What you will do:
Please copy all of the material below line for line, changing nothing.

Element and coordinate records:
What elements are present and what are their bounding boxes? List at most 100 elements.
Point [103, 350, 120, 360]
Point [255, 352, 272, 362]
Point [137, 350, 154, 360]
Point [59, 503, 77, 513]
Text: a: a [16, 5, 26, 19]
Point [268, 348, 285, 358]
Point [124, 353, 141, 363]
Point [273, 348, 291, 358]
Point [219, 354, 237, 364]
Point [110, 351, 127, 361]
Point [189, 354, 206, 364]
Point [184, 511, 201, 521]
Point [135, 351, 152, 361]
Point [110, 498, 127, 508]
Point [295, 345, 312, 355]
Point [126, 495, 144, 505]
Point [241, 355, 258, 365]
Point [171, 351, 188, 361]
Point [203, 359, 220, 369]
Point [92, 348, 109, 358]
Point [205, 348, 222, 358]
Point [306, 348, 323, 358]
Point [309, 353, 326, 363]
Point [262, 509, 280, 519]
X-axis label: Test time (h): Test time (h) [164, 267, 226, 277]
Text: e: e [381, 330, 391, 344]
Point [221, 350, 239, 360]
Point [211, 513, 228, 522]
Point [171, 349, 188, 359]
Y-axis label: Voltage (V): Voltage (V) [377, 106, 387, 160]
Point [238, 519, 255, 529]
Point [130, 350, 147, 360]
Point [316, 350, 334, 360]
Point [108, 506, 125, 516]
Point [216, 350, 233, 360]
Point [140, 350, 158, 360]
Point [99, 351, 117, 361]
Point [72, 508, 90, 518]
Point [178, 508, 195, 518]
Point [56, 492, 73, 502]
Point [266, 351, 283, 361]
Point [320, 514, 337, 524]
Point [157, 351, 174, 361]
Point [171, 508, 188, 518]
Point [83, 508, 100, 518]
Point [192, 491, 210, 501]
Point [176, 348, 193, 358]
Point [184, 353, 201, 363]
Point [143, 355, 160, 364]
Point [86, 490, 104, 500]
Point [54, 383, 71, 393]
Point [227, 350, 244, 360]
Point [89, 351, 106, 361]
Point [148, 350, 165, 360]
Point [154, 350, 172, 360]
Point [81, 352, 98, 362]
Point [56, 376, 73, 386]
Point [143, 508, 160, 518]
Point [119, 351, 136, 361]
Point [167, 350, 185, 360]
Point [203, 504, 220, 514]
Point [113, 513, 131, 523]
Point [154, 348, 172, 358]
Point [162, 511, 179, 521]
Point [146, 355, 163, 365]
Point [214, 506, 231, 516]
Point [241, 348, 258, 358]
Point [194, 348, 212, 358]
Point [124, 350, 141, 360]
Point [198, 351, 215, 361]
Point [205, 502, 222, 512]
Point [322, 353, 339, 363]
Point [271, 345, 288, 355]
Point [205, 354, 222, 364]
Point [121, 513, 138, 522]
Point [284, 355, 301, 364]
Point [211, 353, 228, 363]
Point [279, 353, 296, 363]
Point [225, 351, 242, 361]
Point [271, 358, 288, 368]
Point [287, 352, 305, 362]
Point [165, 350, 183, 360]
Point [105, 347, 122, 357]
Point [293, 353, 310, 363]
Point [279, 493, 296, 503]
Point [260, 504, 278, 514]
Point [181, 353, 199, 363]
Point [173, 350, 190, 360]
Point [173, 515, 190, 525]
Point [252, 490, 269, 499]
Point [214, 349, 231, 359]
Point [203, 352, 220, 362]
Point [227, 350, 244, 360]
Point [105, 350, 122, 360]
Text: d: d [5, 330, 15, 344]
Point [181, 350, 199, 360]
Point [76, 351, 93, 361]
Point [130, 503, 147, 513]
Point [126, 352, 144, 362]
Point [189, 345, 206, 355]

Completed task:
What elements are present and what are their bounding boxes? List at most 100 elements.
Point [103, 350, 120, 360]
Point [255, 352, 272, 362]
Point [137, 350, 154, 360]
Point [59, 503, 77, 513]
Text: a: a [16, 5, 26, 19]
Point [268, 348, 285, 358]
Point [124, 353, 141, 363]
Point [273, 348, 291, 358]
Point [219, 354, 237, 364]
Point [110, 351, 127, 361]
Point [189, 354, 206, 364]
Point [184, 511, 201, 521]
Point [135, 351, 152, 361]
Point [110, 498, 127, 508]
Point [295, 345, 312, 355]
Point [126, 495, 144, 505]
Point [241, 355, 258, 365]
Point [171, 351, 188, 361]
Point [203, 359, 220, 369]
Point [92, 348, 109, 358]
Point [205, 348, 222, 358]
Point [306, 348, 323, 358]
Point [309, 353, 326, 363]
Point [262, 509, 280, 519]
X-axis label: Test time (h): Test time (h) [164, 267, 226, 277]
Text: e: e [381, 330, 391, 344]
Point [221, 350, 239, 360]
Point [211, 513, 228, 522]
Point [171, 349, 188, 359]
Y-axis label: Voltage (V): Voltage (V) [377, 106, 387, 160]
Point [238, 519, 255, 529]
Point [130, 350, 147, 360]
Point [316, 350, 334, 360]
Point [108, 506, 125, 516]
Point [216, 350, 233, 360]
Point [140, 350, 158, 360]
Point [99, 351, 117, 361]
Point [72, 508, 90, 518]
Point [178, 508, 195, 518]
Point [56, 492, 73, 502]
Point [266, 351, 283, 361]
Point [320, 514, 337, 524]
Point [157, 351, 174, 361]
Point [171, 508, 188, 518]
Point [83, 508, 100, 518]
Point [192, 491, 210, 501]
Point [176, 348, 193, 358]
Point [184, 353, 201, 363]
Point [143, 355, 160, 364]
Point [86, 490, 104, 500]
Point [54, 383, 71, 393]
Point [227, 350, 244, 360]
Point [89, 351, 106, 361]
Point [148, 350, 165, 360]
Point [154, 350, 172, 360]
Point [81, 352, 98, 362]
Point [56, 376, 73, 386]
Point [143, 508, 160, 518]
Point [119, 351, 136, 361]
Point [167, 350, 185, 360]
Point [203, 504, 220, 514]
Point [113, 513, 131, 523]
Point [154, 348, 172, 358]
Point [162, 511, 179, 521]
Point [146, 355, 163, 365]
Point [214, 506, 231, 516]
Point [241, 348, 258, 358]
Point [194, 348, 212, 358]
Point [124, 350, 141, 360]
Point [198, 351, 215, 361]
Point [205, 502, 222, 512]
Point [322, 353, 339, 363]
Point [271, 345, 288, 355]
Point [205, 354, 222, 364]
Point [121, 513, 138, 522]
Point [284, 355, 301, 364]
Point [211, 353, 228, 363]
Point [279, 353, 296, 363]
Point [225, 351, 242, 361]
Point [271, 358, 288, 368]
Point [287, 352, 305, 362]
Point [165, 350, 183, 360]
Point [105, 347, 122, 357]
Point [293, 353, 310, 363]
Point [279, 493, 296, 503]
Point [260, 504, 278, 514]
Point [181, 353, 199, 363]
Point [173, 350, 190, 360]
Point [173, 515, 190, 525]
Point [252, 490, 269, 499]
Point [214, 349, 231, 359]
Point [203, 352, 220, 362]
Point [227, 350, 244, 360]
Point [105, 350, 122, 360]
Text: d: d [5, 330, 15, 344]
Point [181, 350, 199, 360]
Point [76, 351, 93, 361]
Point [130, 503, 147, 513]
Point [126, 352, 144, 362]
Point [189, 345, 206, 355]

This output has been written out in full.